— start of Stored data —

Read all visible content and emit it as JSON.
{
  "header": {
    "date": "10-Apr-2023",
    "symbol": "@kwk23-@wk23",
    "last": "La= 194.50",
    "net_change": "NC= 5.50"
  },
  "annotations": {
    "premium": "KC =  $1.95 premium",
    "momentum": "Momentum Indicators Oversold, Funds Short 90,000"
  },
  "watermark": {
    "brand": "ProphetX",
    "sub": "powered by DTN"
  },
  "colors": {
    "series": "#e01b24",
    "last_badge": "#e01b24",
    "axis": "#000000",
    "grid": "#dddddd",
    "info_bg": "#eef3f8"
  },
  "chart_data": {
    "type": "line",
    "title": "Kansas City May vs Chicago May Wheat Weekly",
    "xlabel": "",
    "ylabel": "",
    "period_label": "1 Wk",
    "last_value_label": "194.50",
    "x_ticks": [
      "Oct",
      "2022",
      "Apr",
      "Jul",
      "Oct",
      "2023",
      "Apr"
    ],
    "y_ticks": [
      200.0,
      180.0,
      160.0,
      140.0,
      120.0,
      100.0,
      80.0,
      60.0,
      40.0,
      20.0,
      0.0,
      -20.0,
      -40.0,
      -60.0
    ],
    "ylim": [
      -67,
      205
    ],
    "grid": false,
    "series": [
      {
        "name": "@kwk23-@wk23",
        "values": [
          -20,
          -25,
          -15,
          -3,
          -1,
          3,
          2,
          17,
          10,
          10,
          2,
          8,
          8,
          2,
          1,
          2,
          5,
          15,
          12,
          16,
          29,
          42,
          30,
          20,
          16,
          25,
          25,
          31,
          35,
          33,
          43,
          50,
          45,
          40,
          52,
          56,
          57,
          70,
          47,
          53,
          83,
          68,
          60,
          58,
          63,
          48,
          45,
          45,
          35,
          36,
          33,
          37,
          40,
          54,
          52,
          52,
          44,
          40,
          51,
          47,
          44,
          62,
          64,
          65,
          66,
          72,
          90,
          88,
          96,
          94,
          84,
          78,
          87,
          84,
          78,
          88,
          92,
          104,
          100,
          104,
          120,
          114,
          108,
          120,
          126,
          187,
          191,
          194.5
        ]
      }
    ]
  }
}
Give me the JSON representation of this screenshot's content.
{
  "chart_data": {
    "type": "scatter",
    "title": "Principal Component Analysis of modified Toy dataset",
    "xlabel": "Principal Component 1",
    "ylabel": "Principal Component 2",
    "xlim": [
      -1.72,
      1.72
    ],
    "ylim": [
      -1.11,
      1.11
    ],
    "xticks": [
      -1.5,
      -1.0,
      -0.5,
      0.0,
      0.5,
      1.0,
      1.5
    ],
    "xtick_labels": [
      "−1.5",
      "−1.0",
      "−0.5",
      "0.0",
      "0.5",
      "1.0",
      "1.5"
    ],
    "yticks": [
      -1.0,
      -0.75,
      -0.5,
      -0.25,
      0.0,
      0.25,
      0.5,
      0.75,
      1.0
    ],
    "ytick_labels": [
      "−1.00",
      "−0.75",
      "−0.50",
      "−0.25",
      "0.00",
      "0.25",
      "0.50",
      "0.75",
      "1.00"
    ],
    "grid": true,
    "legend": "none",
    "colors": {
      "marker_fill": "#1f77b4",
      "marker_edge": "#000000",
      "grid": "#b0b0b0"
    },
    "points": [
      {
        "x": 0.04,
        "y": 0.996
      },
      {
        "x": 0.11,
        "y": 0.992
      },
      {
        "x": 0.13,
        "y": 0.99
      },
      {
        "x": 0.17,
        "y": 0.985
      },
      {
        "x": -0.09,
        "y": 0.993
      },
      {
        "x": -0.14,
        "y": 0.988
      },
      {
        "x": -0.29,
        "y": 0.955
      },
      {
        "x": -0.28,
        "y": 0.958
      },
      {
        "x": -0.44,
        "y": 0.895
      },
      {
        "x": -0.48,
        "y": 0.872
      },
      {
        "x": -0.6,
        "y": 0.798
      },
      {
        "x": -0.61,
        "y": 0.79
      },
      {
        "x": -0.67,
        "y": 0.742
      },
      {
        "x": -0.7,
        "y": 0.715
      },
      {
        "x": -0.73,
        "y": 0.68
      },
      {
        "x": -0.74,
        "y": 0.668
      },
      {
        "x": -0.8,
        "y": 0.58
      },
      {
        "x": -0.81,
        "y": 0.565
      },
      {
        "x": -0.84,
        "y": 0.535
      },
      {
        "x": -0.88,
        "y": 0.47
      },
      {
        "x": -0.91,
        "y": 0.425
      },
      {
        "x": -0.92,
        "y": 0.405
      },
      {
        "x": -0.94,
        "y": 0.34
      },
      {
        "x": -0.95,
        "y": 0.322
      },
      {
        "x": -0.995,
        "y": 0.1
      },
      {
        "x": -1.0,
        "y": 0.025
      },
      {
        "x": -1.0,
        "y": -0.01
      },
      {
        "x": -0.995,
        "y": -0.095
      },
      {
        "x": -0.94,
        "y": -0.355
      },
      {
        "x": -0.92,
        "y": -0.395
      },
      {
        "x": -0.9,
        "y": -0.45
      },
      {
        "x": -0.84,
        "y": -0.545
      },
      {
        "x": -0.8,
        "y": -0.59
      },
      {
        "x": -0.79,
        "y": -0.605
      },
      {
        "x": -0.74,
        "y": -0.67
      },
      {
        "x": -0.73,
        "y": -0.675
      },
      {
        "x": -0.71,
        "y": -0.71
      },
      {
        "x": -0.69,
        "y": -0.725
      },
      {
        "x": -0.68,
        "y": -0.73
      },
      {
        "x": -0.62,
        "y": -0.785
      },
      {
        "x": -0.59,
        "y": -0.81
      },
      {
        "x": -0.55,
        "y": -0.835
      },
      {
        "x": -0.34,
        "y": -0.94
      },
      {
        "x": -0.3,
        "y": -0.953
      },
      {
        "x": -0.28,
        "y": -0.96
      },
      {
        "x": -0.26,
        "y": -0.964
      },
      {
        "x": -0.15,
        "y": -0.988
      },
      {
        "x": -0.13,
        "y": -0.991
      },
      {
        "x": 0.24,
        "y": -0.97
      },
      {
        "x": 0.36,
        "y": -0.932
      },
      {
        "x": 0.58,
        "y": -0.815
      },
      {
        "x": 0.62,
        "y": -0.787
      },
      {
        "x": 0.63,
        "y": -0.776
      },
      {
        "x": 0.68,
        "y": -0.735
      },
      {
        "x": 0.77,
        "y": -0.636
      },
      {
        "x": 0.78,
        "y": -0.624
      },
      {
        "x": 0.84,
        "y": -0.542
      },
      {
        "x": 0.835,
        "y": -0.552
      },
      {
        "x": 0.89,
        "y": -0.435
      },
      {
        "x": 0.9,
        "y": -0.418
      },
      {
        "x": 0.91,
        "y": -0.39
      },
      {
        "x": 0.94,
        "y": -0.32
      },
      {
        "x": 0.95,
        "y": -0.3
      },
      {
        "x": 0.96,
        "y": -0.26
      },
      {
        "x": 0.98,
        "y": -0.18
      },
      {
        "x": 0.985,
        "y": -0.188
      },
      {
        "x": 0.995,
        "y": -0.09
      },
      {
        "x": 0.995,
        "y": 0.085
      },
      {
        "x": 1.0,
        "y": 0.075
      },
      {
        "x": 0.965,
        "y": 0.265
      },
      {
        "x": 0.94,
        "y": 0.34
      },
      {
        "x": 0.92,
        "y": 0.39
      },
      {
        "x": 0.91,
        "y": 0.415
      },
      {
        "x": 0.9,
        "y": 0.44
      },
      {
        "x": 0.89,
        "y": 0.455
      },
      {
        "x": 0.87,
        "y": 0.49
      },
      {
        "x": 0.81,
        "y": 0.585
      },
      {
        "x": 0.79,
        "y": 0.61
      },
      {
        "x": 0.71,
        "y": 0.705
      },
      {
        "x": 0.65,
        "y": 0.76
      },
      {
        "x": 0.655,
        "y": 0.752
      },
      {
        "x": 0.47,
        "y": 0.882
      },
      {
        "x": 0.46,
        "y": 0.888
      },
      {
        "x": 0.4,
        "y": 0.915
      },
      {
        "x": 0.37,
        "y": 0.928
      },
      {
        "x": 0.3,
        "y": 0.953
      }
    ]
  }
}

— end of Stored data —

Challenge: In the listing, find each line with the string "xlabel" and copy it.

Solution to this exercise:
    "xlabel": "",
    "xlabel": "Principal Component 1",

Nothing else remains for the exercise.